● **Objective**: Reproduce all the entries precisely.
* start Material *
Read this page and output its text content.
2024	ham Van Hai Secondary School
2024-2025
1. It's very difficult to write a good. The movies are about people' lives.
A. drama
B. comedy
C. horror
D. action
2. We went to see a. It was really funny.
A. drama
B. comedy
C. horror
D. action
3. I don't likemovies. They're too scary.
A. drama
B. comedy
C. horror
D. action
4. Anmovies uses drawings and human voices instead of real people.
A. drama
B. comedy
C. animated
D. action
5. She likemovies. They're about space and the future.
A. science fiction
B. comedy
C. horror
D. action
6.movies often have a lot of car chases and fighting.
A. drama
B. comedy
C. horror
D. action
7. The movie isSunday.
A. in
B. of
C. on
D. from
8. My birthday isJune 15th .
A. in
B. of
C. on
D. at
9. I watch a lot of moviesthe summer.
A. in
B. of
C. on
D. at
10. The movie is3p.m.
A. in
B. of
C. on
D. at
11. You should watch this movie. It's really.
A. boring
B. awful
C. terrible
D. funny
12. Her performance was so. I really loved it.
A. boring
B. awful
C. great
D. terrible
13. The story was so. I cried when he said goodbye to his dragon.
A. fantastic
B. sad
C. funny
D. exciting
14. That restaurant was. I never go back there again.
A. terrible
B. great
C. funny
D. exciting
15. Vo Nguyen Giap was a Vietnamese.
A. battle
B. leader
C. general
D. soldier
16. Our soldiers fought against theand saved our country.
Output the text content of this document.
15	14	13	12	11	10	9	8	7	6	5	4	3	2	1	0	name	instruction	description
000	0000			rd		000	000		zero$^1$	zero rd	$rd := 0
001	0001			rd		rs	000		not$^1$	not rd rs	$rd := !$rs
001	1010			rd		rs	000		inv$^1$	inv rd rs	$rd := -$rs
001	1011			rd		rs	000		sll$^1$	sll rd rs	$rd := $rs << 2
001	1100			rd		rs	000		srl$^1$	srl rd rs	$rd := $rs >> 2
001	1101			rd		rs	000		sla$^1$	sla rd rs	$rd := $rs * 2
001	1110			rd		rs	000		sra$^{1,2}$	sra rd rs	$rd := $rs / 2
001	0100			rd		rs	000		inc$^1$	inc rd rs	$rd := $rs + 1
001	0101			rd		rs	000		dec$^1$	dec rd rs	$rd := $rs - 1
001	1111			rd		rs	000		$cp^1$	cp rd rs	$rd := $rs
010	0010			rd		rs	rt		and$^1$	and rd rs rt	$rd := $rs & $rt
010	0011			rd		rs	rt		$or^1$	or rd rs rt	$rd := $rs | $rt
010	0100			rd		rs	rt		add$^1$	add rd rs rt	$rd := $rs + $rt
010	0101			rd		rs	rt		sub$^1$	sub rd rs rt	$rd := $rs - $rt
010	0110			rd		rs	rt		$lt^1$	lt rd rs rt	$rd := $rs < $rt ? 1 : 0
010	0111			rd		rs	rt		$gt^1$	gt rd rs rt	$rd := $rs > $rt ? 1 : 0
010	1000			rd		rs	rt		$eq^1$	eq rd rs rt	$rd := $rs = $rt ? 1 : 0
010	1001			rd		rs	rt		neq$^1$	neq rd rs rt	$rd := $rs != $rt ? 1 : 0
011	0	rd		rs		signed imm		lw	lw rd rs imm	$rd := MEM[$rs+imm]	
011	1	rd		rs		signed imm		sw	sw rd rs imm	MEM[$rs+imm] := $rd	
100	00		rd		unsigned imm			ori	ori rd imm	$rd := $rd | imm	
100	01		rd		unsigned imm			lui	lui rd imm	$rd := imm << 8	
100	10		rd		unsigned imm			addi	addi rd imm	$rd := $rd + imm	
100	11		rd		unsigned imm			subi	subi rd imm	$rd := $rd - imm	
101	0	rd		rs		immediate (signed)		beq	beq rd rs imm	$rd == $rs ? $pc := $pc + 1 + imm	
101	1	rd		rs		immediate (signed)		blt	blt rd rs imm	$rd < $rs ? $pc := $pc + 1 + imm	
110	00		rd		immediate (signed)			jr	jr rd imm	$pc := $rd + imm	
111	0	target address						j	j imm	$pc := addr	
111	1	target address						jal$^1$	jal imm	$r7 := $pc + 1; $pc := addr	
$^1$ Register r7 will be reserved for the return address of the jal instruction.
* end Material *
● **The output**:
Read this page and output its text content.
2024	ham Van Hai Secondary School
2024-2025
1. It's very difficult to write a good. The movies are about people' lives.
A. drama
B. comedy
C. horror
D. action
2. We went to see a. It was really funny.
A. drama
B. comedy
C. horror
D. action
3. I don't likemovies. They're too scary.
A. drama
B. comedy
C. horror
D. action
4. Anmovies uses drawings and human voices instead of real people.
A. drama
B. comedy
C. animated
D. action
5. She likemovies. They're about space and the future.
A. science fiction
B. comedy
C. horror
D. action
6.movies often have a lot of car chases and fighting.
A. drama
B. comedy
C. horror
D. action
7. The movie isSunday.
A. in
B. of
C. on
D. from
8. My birthday isJune 15th .
A. in
B. of
C. on
D. at
9. I watch a lot of moviesthe summer.
A. in
B. of
C. on
D. at
10. The movie is3p.m.
A. in
B. of
C. on
D. at
11. You should watch this movie. It's really.
A. boring
B. awful
C. terrible
D. funny
12. Her performance was so. I really loved it.
A. boring
B. awful
C. great
D. terrible
13. The story was so. I cried when he said goodbye to his dragon.
A. fantastic
B. sad
C. funny
D. exciting
14. That restaurant was. I never go back there again.
A. terrible
B. great
C. funny
D. exciting
15. Vo Nguyen Giap was a Vietnamese.
A. battle
B. leader
C. general
D. soldier
16. Our soldiers fought against theand saved our country.
Output the text content of this document.
15	14	13	12	11	10	9	8	7	6	5	4	3	2	1	0	name	instruction	description
000	0000			rd		000	000		zero$^1$	zero rd	$rd := 0
001	0001			rd		rs	000		not$^1$	not rd rs	$rd := !$rs
001	1010			rd		rs	000		inv$^1$	inv rd rs	$rd := -$rs
001	1011			rd		rs	000		sll$^1$	sll rd rs	$rd := $rs << 2
001	1100			rd		rs	000		srl$^1$	srl rd rs	$rd := $rs >> 2
001	1101			rd		rs	000		sla$^1$	sla rd rs	$rd := $rs * 2
001	1110			rd		rs	000		sra$^{1,2}$	sra rd rs	$rd := $rs / 2
001	0100			rd		rs	000		inc$^1$	inc rd rs	$rd := $rs + 1
001	0101			rd		rs	000		dec$^1$	dec rd rs	$rd := $rs - 1
001	1111			rd		rs	000		$cp^1$	cp rd rs	$rd := $rs
010	0010			rd		rs	rt		and$^1$	and rd rs rt	$rd := $rs & $rt
010	0011			rd		rs	rt		$or^1$	or rd rs rt	$rd := $rs | $rt
010	0100			rd		rs	rt		add$^1$	add rd rs rt	$rd := $rs + $rt
010	0101			rd		rs	rt		sub$^1$	sub rd rs rt	$rd := $rs - $rt
010	0110			rd		rs	rt		$lt^1$	lt rd rs rt	$rd := $rs < $rt ? 1 : 0
010	0111			rd		rs	rt		$gt^1$	gt rd rs rt	$rd := $rs > $rt ? 1 : 0
010	1000			rd		rs	rt		$eq^1$	eq rd rs rt	$rd := $rs = $rt ? 1 : 0
010	1001			rd		rs	rt		neq$^1$	neq rd rs rt	$rd := $rs != $rt ? 1 : 0
011	0	rd		rs		signed imm		lw	lw rd rs imm	$rd := MEM[$rs+imm]	
011	1	rd		rs		signed imm		sw	sw rd rs imm	MEM[$rs+imm] := $rd	
100	00		rd		unsigned imm			ori	ori rd imm	$rd := $rd | imm	
100	01		rd		unsigned imm			lui	lui rd imm	$rd := imm << 8	
100	10		rd		unsigned imm			addi	addi rd imm	$rd := $rd + imm	
100	11		rd		unsigned imm			subi	subi rd imm	$rd := $rd - imm	
101	0	rd		rs		immediate (signed)		beq	beq rd rs imm	$rd == $rs ? $pc := $pc + 1 + imm	
101	1	rd		rs		immediate (signed)		blt	blt rd rs imm	$rd < $rs ? $pc := $pc + 1 + imm	
110	00		rd		immediate (signed)			jr	jr rd imm	$pc := $rd + imm	
111	0	target address						j	j imm	$pc := addr	
111	1	target address						jal$^1$	jal imm	$r7 := $pc + 1; $pc := addr	
$^1$ Register r7 will be reserved for the return address of the jal instruction.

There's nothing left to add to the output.